Challenge: Exactly reproduce the lines from the line containing "Extract the structured" to the end of the data below, inclusive, and nothing else.

[Data records]
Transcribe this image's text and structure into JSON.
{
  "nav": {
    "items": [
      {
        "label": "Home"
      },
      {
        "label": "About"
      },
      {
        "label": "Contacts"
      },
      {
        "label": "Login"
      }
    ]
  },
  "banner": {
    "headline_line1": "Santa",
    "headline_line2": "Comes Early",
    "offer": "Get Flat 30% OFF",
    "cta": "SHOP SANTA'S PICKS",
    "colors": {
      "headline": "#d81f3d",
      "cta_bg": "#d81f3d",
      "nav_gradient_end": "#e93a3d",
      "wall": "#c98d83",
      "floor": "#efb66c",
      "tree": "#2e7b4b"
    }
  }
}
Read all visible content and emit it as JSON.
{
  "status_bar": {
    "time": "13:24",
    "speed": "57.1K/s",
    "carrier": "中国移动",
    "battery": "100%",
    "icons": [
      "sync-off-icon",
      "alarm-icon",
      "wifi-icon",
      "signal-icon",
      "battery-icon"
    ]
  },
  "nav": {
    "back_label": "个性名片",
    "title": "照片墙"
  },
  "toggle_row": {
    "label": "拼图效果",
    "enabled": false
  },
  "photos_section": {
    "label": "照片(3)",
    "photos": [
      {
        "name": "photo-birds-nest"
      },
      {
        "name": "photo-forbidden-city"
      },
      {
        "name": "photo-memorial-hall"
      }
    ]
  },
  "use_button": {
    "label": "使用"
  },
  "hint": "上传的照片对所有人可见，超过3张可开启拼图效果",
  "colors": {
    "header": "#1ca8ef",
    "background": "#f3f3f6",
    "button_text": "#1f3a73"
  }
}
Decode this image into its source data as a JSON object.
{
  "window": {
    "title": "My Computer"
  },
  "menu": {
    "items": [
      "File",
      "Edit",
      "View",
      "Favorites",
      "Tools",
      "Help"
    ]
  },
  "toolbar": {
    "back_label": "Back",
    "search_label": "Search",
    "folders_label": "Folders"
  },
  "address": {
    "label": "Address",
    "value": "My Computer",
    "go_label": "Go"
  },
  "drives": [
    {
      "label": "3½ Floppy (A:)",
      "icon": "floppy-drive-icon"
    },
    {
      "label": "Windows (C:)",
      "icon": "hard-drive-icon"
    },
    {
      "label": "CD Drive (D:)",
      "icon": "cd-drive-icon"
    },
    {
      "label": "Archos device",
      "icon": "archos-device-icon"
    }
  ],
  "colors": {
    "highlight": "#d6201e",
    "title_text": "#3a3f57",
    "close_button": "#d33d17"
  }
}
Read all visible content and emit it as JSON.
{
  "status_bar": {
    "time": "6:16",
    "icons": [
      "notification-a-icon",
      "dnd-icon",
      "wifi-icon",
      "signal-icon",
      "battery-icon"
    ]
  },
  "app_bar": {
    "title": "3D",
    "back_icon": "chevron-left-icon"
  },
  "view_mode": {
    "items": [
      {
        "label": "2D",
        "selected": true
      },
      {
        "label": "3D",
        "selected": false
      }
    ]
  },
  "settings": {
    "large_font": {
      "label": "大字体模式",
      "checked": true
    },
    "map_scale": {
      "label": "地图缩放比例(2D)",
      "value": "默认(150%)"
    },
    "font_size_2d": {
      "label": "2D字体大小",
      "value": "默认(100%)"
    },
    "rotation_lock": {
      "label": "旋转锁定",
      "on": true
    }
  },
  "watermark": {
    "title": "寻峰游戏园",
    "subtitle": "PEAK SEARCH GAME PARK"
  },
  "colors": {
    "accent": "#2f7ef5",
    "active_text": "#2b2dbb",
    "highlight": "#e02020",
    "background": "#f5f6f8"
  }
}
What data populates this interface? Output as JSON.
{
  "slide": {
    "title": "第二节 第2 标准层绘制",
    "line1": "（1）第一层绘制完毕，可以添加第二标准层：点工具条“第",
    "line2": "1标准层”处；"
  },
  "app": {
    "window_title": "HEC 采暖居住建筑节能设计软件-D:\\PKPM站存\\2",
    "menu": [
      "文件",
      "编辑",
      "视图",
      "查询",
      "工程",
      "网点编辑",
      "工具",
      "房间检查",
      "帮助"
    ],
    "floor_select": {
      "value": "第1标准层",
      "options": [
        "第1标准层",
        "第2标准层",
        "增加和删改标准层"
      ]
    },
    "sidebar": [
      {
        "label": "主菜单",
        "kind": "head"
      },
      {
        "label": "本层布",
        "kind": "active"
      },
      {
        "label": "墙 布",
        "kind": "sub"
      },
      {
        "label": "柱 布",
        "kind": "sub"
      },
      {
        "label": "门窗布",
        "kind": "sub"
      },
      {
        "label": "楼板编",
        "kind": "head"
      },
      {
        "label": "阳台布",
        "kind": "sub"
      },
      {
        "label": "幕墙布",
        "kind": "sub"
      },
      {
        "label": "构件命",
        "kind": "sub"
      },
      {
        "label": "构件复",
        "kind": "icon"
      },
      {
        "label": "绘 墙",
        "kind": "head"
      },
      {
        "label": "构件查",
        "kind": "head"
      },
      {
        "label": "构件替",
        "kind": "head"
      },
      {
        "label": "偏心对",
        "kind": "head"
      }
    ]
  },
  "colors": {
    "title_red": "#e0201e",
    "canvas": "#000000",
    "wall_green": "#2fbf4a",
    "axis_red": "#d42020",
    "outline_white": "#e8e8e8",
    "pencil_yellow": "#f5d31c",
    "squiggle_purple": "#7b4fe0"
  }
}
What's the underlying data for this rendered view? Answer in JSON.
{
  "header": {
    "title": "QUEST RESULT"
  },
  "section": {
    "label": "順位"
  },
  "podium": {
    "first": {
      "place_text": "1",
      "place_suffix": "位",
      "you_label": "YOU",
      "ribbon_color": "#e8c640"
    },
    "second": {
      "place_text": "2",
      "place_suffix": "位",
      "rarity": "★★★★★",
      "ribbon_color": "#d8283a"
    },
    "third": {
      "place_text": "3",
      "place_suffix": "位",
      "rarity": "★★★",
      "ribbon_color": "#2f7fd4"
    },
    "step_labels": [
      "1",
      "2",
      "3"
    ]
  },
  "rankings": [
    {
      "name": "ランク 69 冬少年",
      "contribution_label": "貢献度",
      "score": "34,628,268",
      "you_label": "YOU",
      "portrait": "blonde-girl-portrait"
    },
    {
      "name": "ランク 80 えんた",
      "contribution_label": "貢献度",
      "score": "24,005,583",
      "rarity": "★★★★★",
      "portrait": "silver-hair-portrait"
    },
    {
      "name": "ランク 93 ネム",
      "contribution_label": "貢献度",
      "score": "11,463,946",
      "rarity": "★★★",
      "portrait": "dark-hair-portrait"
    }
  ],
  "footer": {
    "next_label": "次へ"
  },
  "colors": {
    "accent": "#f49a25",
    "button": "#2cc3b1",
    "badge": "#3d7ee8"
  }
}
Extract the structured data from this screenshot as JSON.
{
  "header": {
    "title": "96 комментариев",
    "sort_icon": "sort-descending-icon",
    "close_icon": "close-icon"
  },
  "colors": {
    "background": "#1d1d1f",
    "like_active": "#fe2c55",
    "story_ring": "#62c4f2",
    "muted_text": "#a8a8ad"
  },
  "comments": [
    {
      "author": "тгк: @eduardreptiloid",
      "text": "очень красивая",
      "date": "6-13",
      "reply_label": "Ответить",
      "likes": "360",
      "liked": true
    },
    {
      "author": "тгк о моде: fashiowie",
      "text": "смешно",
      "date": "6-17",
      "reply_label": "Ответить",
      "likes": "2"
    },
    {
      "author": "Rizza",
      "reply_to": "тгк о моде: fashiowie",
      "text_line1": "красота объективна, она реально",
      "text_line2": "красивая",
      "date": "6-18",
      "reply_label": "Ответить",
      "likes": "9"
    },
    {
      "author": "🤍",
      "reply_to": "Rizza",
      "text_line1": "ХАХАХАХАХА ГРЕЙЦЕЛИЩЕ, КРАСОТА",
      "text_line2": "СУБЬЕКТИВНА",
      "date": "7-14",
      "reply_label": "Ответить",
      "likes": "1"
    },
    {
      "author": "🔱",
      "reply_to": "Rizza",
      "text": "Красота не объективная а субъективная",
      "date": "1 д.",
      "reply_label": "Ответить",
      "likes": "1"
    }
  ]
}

Written response:
Extract the structured data from this screenshot as JSON.
{
  "header": {
    "title": "96 комментариев",
    "sort_icon": "sort-descending-icon",
    "close_icon": "close-icon"
  },
  "colors": {
    "background": "#1d1d1f",
    "like_active": "#fe2c55",
    "story_ring": "#62c4f2",
    "muted_text": "#a8a8ad"
  },
  "comments": [
    {
      "author": "тгк: @eduardreptiloid",
      "text": "очень красивая",
      "date": "6-13",
      "reply_label": "Ответить",
      "likes": "360",
      "liked": true
    },
    {
      "author": "тгк о моде: fashiowie",
      "text": "смешно",
      "date": "6-17",
      "reply_label": "Ответить",
      "likes": "2"
    },
    {
      "author": "Rizza",
      "reply_to": "тгк о моде: fashiowie",
      "text_line1": "красота объективна, она реально",
      "text_line2": "красивая",
      "date": "6-18",
      "reply_label": "Ответить",
      "likes": "9"
    },
    {
      "author": "🤍",
      "reply_to": "Rizza",
      "text_line1": "ХАХАХАХАХА ГРЕЙЦЕЛИЩЕ, КРАСОТА",
      "text_line2": "СУБЬЕКТИВНА",
      "date": "7-14",
      "reply_label": "Ответить",
      "likes": "1"
    },
    {
      "author": "🔱",
      "reply_to": "Rizza",
      "text": "Красота не объективная а субъективная",
      "date": "1 д.",
      "reply_label": "Ответить",
      "likes": "1"
    }
  ]
}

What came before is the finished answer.